• _Task details_
Write out the listing below in full and exactly, leaving out every picture.

• _Excerpted records_
__________
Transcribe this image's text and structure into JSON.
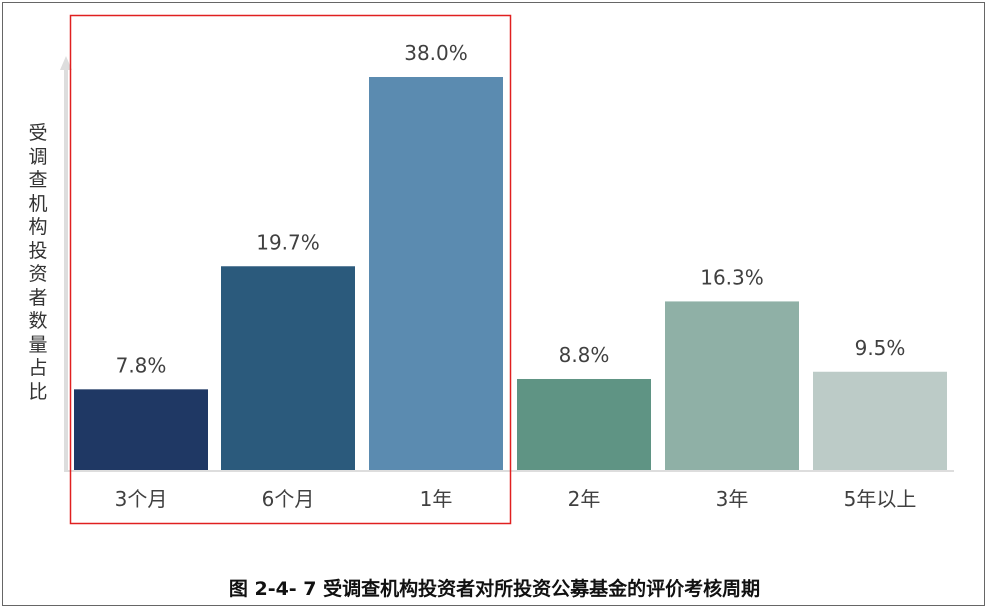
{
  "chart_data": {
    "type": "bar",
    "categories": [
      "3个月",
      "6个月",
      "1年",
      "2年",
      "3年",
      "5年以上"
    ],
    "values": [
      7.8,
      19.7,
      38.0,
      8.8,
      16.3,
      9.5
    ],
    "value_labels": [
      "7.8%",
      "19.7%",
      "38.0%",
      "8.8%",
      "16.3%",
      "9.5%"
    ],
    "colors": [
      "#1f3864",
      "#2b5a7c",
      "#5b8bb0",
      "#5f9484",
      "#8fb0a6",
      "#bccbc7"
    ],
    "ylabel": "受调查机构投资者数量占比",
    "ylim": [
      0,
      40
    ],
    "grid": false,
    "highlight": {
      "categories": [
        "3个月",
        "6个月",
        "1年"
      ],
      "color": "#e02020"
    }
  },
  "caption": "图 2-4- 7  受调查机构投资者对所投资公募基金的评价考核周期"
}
__________
• _Response to this exercise_
Transcribe this image's text and structure into JSON.
{
  "chart_data": {
    "type": "bar",
    "categories": [
      "3个月",
      "6个月",
      "1年",
      "2年",
      "3年",
      "5年以上"
    ],
    "values": [
      7.8,
      19.7,
      38.0,
      8.8,
      16.3,
      9.5
    ],
    "value_labels": [
      "7.8%",
      "19.7%",
      "38.0%",
      "8.8%",
      "16.3%",
      "9.5%"
    ],
    "colors": [
      "#1f3864",
      "#2b5a7c",
      "#5b8bb0",
      "#5f9484",
      "#8fb0a6",
      "#bccbc7"
    ],
    "ylabel": "受调查机构投资者数量占比",
    "ylim": [
      0,
      40
    ],
    "grid": false,
    "highlight": {
      "categories": [
        "3个月",
        "6个月",
        "1年"
      ],
      "color": "#e02020"
    }
  },
  "caption": "图 2-4- 7  受调查机构投资者对所投资公募基金的评价考核周期"
}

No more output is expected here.